▸ The request
Transcribe the records that follow in their entirety, omitting any pictures.

▸ Dataset rows

• • • • •

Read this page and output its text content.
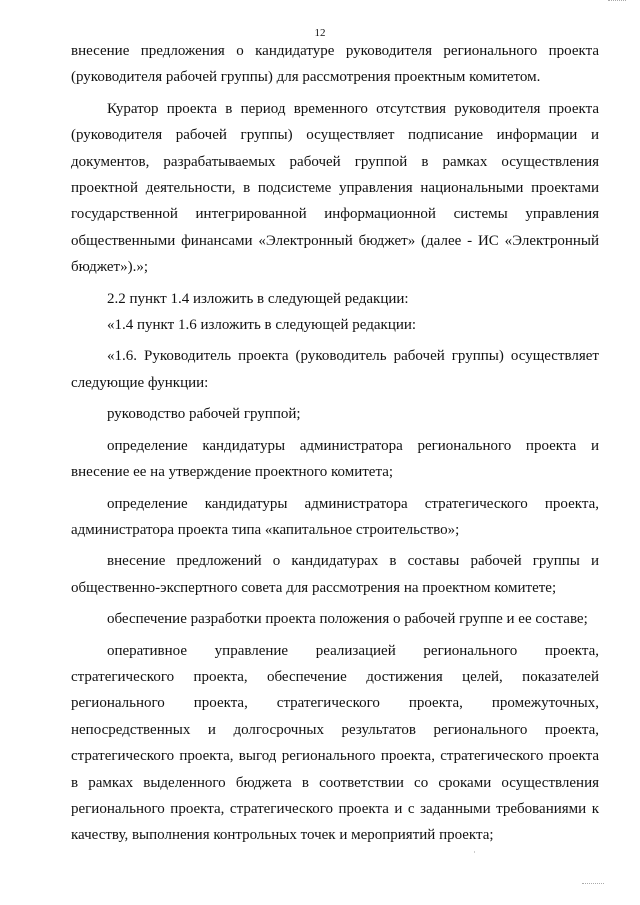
12

внесение предложения о кандидатуре руководителя регионального проекта (руководителя рабочей группы) для рассмотрения проектным комитетом.

Куратор проекта в период временного отсутствия руководителя проекта (руководителя рабочей группы) осуществляет подписание информации и документов, разрабатываемых рабочей группой в рамках осуществления проектной деятельности, в подсистеме управления национальными проектами государственной интегрированной информационной системы управления общественными финансами «Электронный бюджет» (далее - ИС «Электронный бюджет»).»;

2.2 пункт 1.4 изложить в следующей редакции:

«1.4 пункт 1.6 изложить в следующей редакции:

«1.6. Руководитель проекта (руководитель рабочей группы) осуществляет следующие функции:

руководство рабочей группой;

определение кандидатуры администратора регионального проекта и внесение ее на утверждение проектного комитета;

определение кандидатуры администратора стратегического проекта, администратора проекта типа «капитальное строительство»;

внесение предложений о кандидатурах в составы рабочей группы и общественно-экспертного совета для рассмотрения на проектном комитете;

обеспечение разработки проекта положения о рабочей группе и ее составе;

оперативное управление реализацией регионального проекта, стратегического проекта, обеспечение достижения целей, показателей регионального проекта, стратегического проекта, промежуточных, непосредственных и долгосрочных результатов регионального проекта, стратегического проекта, выгод регионального проекта, стратегического проекта в рамках выделенного бюджета в соответствии со сроками осуществления регионального проекта, стратегического проекта и с заданными требованиями к качеству, выполнения контрольных точек и мероприятий проекта;
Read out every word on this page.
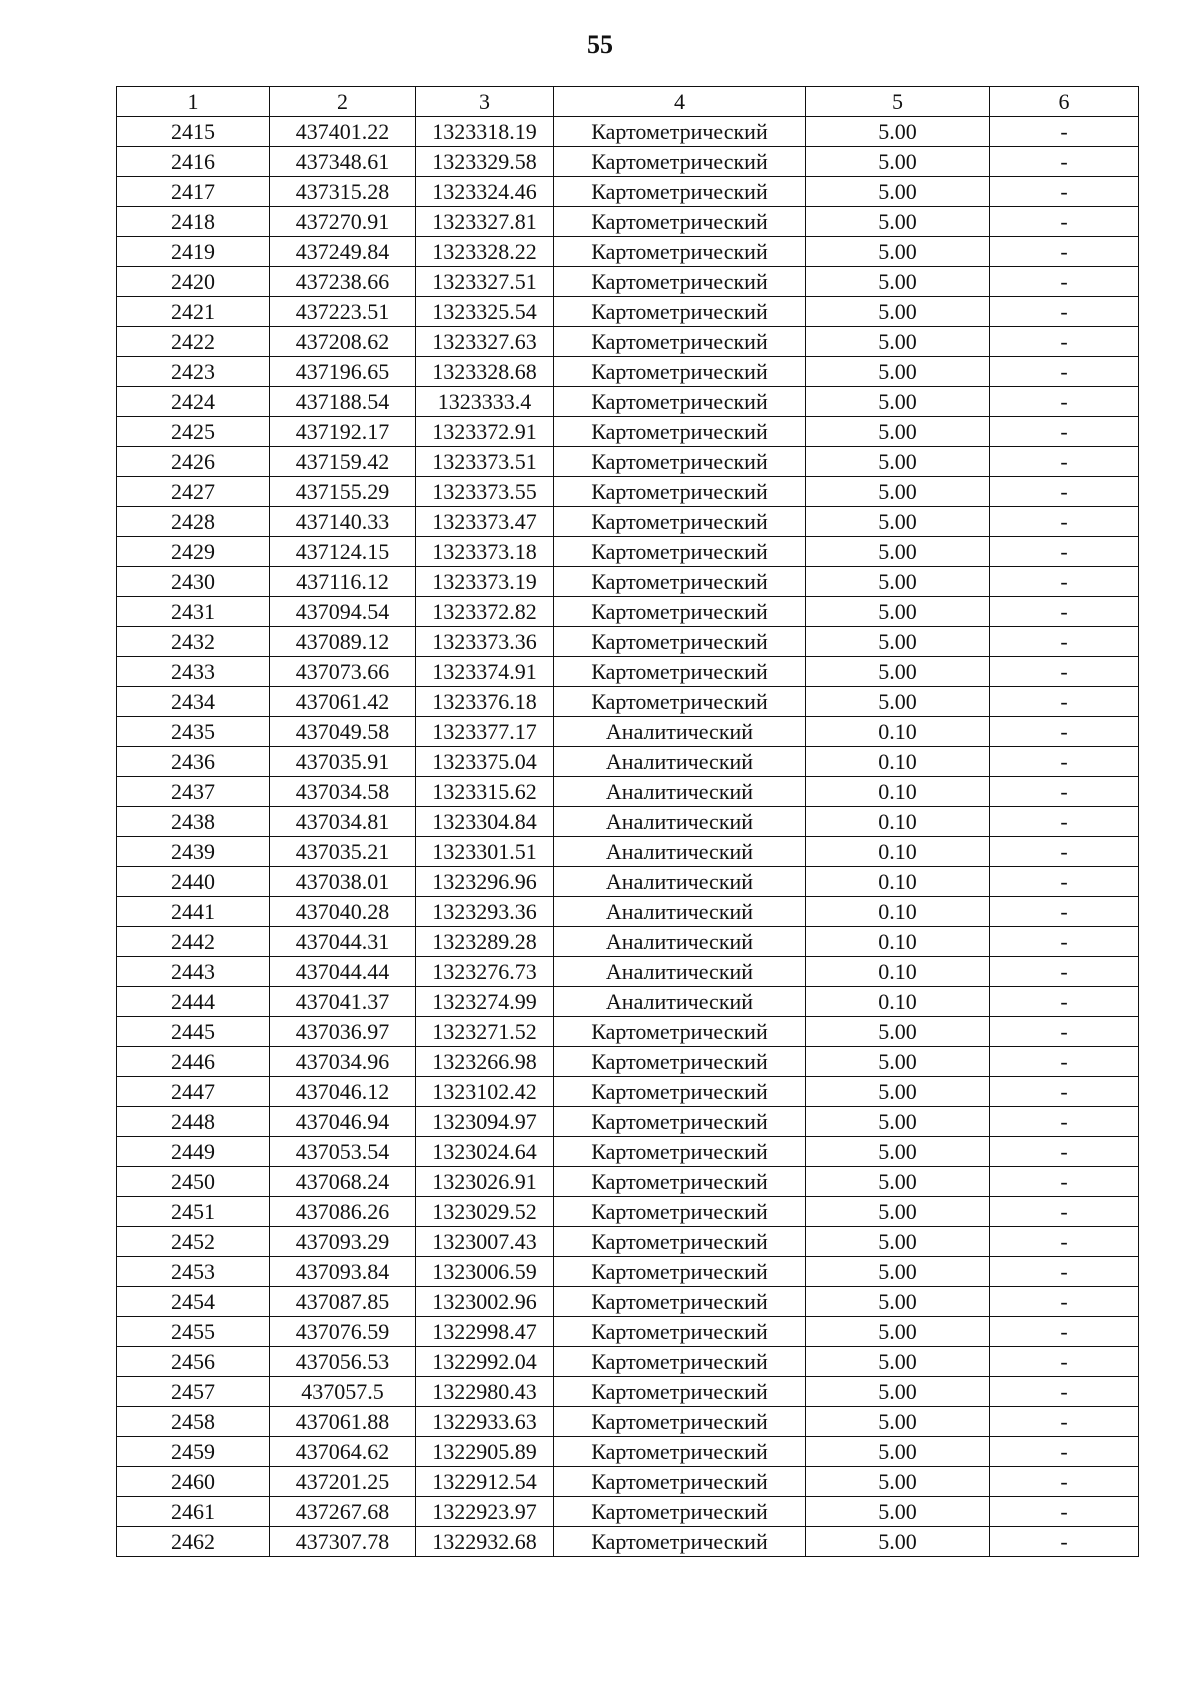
55
1	2	3	4	5	6
2415	437401.22	1323318.19	Картометрический	5.00	-
2416	437348.61	1323329.58	Картометрический	5.00	-
2417	437315.28	1323324.46	Картометрический	5.00	-
2418	437270.91	1323327.81	Картометрический	5.00	-
2419	437249.84	1323328.22	Картометрический	5.00	-
2420	437238.66	1323327.51	Картометрический	5.00	-
2421	437223.51	1323325.54	Картометрический	5.00	-
2422	437208.62	1323327.63	Картометрический	5.00	-
2423	437196.65	1323328.68	Картометрический	5.00	-
2424	437188.54	1323333.4	Картометрический	5.00	-
2425	437192.17	1323372.91	Картометрический	5.00	-
2426	437159.42	1323373.51	Картометрический	5.00	-
2427	437155.29	1323373.55	Картометрический	5.00	-
2428	437140.33	1323373.47	Картометрический	5.00	-
2429	437124.15	1323373.18	Картометрический	5.00	-
2430	437116.12	1323373.19	Картометрический	5.00	-
2431	437094.54	1323372.82	Картометрический	5.00	-
2432	437089.12	1323373.36	Картометрический	5.00	-
2433	437073.66	1323374.91	Картометрический	5.00	-
2434	437061.42	1323376.18	Картометрический	5.00	-
2435	437049.58	1323377.17	Аналитический	0.10	-
2436	437035.91	1323375.04	Аналитический	0.10	-
2437	437034.58	1323315.62	Аналитический	0.10	-
2438	437034.81	1323304.84	Аналитический	0.10	-
2439	437035.21	1323301.51	Аналитический	0.10	-
2440	437038.01	1323296.96	Аналитический	0.10	-
2441	437040.28	1323293.36	Аналитический	0.10	-
2442	437044.31	1323289.28	Аналитический	0.10	-
2443	437044.44	1323276.73	Аналитический	0.10	-
2444	437041.37	1323274.99	Аналитический	0.10	-
2445	437036.97	1323271.52	Картометрический	5.00	-
2446	437034.96	1323266.98	Картометрический	5.00	-
2447	437046.12	1323102.42	Картометрический	5.00	-
2448	437046.94	1323094.97	Картометрический	5.00	-
2449	437053.54	1323024.64	Картометрический	5.00	-
2450	437068.24	1323026.91	Картометрический	5.00	-
2451	437086.26	1323029.52	Картометрический	5.00	-
2452	437093.29	1323007.43	Картометрический	5.00	-
2453	437093.84	1323006.59	Картометрический	5.00	-
2454	437087.85	1323002.96	Картометрический	5.00	-
2455	437076.59	1322998.47	Картометрический	5.00	-
2456	437056.53	1322992.04	Картометрический	5.00	-
2457	437057.5	1322980.43	Картометрический	5.00	-
2458	437061.88	1322933.63	Картометрический	5.00	-
2459	437064.62	1322905.89	Картометрический	5.00	-
2460	437201.25	1322912.54	Картометрический	5.00	-
2461	437267.68	1322923.97	Картометрический	5.00	-
2462	437307.78	1322932.68	Картометрический	5.00	-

• • • • •

▸ Answer to this problem
Read this page and output its text content.
12

внесение предложения о кандидатуре руководителя регионального проекта (руководителя рабочей группы) для рассмотрения проектным комитетом.

Куратор проекта в период временного отсутствия руководителя проекта (руководителя рабочей группы) осуществляет подписание информации и документов, разрабатываемых рабочей группой в рамках осуществления проектной деятельности, в подсистеме управления национальными проектами государственной интегрированной информационной системы управления общественными финансами «Электронный бюджет» (далее - ИС «Электронный бюджет»).»;

2.2 пункт 1.4 изложить в следующей редакции:

«1.4 пункт 1.6 изложить в следующей редакции:

«1.6. Руководитель проекта (руководитель рабочей группы) осуществляет следующие функции:

руководство рабочей группой;

определение кандидатуры администратора регионального проекта и внесение ее на утверждение проектного комитета;

определение кандидатуры администратора стратегического проекта, администратора проекта типа «капитальное строительство»;

внесение предложений о кандидатурах в составы рабочей группы и общественно-экспертного совета для рассмотрения на проектном комитете;

обеспечение разработки проекта положения о рабочей группе и ее составе;

оперативное управление реализацией регионального проекта, стратегического проекта, обеспечение достижения целей, показателей регионального проекта, стратегического проекта, промежуточных, непосредственных и долгосрочных результатов регионального проекта, стратегического проекта, выгод регионального проекта, стратегического проекта в рамках выделенного бюджета в соответствии со сроками осуществления регионального проекта, стратегического проекта и с заданными требованиями к качеству, выполнения контрольных точек и мероприятий проекта;
Read out every word on this page.
55
1	2	3	4	5	6
2415	437401.22	1323318.19	Картометрический	5.00	-
2416	437348.61	1323329.58	Картометрический	5.00	-
2417	437315.28	1323324.46	Картометрический	5.00	-
2418	437270.91	1323327.81	Картометрический	5.00	-
2419	437249.84	1323328.22	Картометрический	5.00	-
2420	437238.66	1323327.51	Картометрический	5.00	-
2421	437223.51	1323325.54	Картометрический	5.00	-
2422	437208.62	1323327.63	Картометрический	5.00	-
2423	437196.65	1323328.68	Картометрический	5.00	-
2424	437188.54	1323333.4	Картометрический	5.00	-
2425	437192.17	1323372.91	Картометрический	5.00	-
2426	437159.42	1323373.51	Картометрический	5.00	-
2427	437155.29	1323373.55	Картометрический	5.00	-
2428	437140.33	1323373.47	Картометрический	5.00	-
2429	437124.15	1323373.18	Картометрический	5.00	-
2430	437116.12	1323373.19	Картометрический	5.00	-
2431	437094.54	1323372.82	Картометрический	5.00	-
2432	437089.12	1323373.36	Картометрический	5.00	-
2433	437073.66	1323374.91	Картометрический	5.00	-
2434	437061.42	1323376.18	Картометрический	5.00	-
2435	437049.58	1323377.17	Аналитический	0.10	-
2436	437035.91	1323375.04	Аналитический	0.10	-
2437	437034.58	1323315.62	Аналитический	0.10	-
2438	437034.81	1323304.84	Аналитический	0.10	-
2439	437035.21	1323301.51	Аналитический	0.10	-
2440	437038.01	1323296.96	Аналитический	0.10	-
2441	437040.28	1323293.36	Аналитический	0.10	-
2442	437044.31	1323289.28	Аналитический	0.10	-
2443	437044.44	1323276.73	Аналитический	0.10	-
2444	437041.37	1323274.99	Аналитический	0.10	-
2445	437036.97	1323271.52	Картометрический	5.00	-
2446	437034.96	1323266.98	Картометрический	5.00	-
2447	437046.12	1323102.42	Картометрический	5.00	-
2448	437046.94	1323094.97	Картометрический	5.00	-
2449	437053.54	1323024.64	Картометрический	5.00	-
2450	437068.24	1323026.91	Картометрический	5.00	-
2451	437086.26	1323029.52	Картометрический	5.00	-
2452	437093.29	1323007.43	Картометрический	5.00	-
2453	437093.84	1323006.59	Картометрический	5.00	-
2454	437087.85	1323002.96	Картометрический	5.00	-
2455	437076.59	1322998.47	Картометрический	5.00	-
2456	437056.53	1322992.04	Картометрический	5.00	-
2457	437057.5	1322980.43	Картометрический	5.00	-
2458	437061.88	1322933.63	Картометрический	5.00	-
2459	437064.62	1322905.89	Картометрический	5.00	-
2460	437201.25	1322912.54	Картометрический	5.00	-
2461	437267.68	1322923.97	Картометрический	5.00	-
2462	437307.78	1322932.68	Картометрический	5.00	-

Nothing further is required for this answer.